▸ **TEKST ŹRÓDŁOWY**
********************
Vaclav Milik i Wiktor Kułakow byli od dawna wymieniani jako kandydaci do jazdy w Get Well Toruń w sezonie 2020, więc ich porozumienie z toruńskimi działaczami nie jest żadną niespodzianką. Inaczej rzecz ma się z Tobiaszem Musielakiem. Jeśli informacje o jego angażu w drużynie Aniołów się potwierdzą, znaczy to, że Get Well zabezpiecza się na wypadek, gdyby nie wyszły im rozmowy z Pawłem Przedpełskim bądź Adrianem Miedzińskim.
Na razie kwestia powrotu wychowanków jest w zawieszeniu. Propozycje zostały złożone, jakieś rozmowy się odbyły, ale z drugiej strony trwa sezon. Przedpełski ostatnio ma zwyżkę formy, więc może nie będzie chciał opuszczać PGE Ekstraligi. Nawet jeśli na drugiej szali jest kusząca wizja powrotu na białym koniu, do klubu, w którym się wychował. Trochę gorzej wygląda jazda Miedzińskiego, ale tu może być podobny dylemat.
********************
▸ **WYCIĄG Z DANYCH**
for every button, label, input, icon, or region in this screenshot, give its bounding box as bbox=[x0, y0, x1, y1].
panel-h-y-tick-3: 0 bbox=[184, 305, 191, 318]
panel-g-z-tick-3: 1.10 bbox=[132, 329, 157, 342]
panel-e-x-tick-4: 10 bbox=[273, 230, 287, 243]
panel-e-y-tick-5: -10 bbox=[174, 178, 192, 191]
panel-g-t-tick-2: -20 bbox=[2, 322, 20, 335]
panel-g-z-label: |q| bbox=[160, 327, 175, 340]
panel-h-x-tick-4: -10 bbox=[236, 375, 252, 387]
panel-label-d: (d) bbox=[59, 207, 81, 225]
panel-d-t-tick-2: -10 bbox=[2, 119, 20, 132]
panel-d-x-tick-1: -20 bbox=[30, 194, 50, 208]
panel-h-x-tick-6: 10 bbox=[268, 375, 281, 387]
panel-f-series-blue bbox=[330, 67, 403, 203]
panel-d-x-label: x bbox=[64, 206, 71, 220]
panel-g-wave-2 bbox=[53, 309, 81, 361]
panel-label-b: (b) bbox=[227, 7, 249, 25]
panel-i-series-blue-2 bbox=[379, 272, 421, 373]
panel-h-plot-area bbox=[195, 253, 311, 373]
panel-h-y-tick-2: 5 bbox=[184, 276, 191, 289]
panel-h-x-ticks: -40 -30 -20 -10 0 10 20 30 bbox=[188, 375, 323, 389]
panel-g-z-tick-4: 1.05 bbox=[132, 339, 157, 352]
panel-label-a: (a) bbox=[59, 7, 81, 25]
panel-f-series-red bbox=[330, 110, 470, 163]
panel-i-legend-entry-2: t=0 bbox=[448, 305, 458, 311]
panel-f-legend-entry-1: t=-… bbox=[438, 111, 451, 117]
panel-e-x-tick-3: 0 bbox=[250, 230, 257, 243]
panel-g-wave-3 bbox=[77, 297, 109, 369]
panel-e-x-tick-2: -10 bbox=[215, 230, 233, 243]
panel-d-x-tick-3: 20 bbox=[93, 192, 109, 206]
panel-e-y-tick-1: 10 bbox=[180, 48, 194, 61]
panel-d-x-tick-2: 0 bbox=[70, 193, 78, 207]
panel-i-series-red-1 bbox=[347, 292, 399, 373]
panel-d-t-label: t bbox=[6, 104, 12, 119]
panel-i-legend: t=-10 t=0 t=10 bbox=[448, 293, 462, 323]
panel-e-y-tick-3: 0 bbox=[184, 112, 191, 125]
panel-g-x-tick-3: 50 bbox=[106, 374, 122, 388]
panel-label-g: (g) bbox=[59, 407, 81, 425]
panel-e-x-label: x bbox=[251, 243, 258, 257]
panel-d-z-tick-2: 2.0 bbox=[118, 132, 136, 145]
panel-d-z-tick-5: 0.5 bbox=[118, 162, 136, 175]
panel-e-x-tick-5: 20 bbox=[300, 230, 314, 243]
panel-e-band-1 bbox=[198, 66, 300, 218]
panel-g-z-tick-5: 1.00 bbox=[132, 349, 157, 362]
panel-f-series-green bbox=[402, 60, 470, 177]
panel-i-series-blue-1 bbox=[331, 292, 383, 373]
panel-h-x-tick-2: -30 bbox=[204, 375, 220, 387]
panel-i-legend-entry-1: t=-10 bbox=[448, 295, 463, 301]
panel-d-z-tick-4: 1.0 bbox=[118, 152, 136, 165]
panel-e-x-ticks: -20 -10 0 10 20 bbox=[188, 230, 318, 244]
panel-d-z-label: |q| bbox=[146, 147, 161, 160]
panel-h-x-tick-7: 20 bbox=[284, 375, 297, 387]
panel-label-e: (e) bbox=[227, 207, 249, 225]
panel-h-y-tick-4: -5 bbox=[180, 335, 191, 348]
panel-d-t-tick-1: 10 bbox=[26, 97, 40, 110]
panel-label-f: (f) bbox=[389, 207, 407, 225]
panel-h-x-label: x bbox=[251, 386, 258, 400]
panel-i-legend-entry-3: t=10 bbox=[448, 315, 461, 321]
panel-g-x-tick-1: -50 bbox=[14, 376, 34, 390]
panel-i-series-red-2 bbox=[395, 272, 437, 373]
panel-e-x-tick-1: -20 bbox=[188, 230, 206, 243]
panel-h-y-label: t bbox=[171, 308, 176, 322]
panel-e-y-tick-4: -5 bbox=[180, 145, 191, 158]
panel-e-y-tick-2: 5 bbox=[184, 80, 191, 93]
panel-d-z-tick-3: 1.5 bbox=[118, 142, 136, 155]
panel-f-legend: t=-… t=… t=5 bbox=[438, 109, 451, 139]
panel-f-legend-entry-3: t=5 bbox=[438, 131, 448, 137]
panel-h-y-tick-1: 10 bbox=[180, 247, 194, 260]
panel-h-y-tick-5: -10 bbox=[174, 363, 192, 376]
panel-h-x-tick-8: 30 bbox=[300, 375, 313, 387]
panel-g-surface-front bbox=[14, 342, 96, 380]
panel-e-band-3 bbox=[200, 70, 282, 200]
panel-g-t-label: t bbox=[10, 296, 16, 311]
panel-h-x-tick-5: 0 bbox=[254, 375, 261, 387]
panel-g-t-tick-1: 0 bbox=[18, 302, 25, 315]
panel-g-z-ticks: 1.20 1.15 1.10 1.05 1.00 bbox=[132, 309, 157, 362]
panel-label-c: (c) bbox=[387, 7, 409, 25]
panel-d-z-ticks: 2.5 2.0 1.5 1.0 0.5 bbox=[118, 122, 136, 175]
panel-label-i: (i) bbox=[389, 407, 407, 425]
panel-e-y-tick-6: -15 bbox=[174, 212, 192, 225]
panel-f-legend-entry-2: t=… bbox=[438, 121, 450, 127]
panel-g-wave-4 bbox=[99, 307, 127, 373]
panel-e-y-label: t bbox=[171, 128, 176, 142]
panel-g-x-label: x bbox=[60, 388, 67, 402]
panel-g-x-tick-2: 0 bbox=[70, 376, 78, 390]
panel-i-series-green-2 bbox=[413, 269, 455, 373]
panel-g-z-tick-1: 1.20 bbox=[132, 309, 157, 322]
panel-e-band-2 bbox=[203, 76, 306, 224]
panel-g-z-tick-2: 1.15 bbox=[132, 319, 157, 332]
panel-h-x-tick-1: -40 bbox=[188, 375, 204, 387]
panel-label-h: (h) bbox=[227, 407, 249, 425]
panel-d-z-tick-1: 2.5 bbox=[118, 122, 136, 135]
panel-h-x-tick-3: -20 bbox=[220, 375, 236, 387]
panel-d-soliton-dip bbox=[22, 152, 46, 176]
********************
▸ **INSTRUKCJA DO ZADANIA**
Proszę przepisać w całości, bez jakichkolwiek zmian, tekst o zawodnikach rozważanych przez Get Well Toruń na sezon 2020.

▸ **WYNIK ZADANIA**
Vaclav Milik i Wiktor Kułakow byli od dawna wymieniani jako kandydaci do jazdy w Get Well Toruń w sezonie 2020, więc ich porozumienie z toruńskimi działaczami nie jest żadną niespodzianką. Inaczej rzecz ma się z Tobiaszem Musielakiem. Jeśli informacje o jego angażu w drużynie Aniołów się potwierdzą, znaczy to, że Get Well zabezpiecza się na wypadek, gdyby nie wyszły im rozmowy z Pawłem Przedpełskim bądź Adrianem Miedzińskim.
Na razie kwestia powrotu wychowanków jest w zawieszeniu. Propozycje zostały złożone, jakieś rozmowy się odbyły, ale z drugiej strony trwa sezon. Przedpełski ostatnio ma zwyżkę formy, więc może nie będzie chciał opuszczać PGE Ekstraligi. Nawet jeśli na drugiej szali jest kusząca wizja powrotu na białym koniu, do klubu, w którym się wychował. Trochę gorzej wygląda jazda Miedzińskiego, ale tu może być podobny dylemat.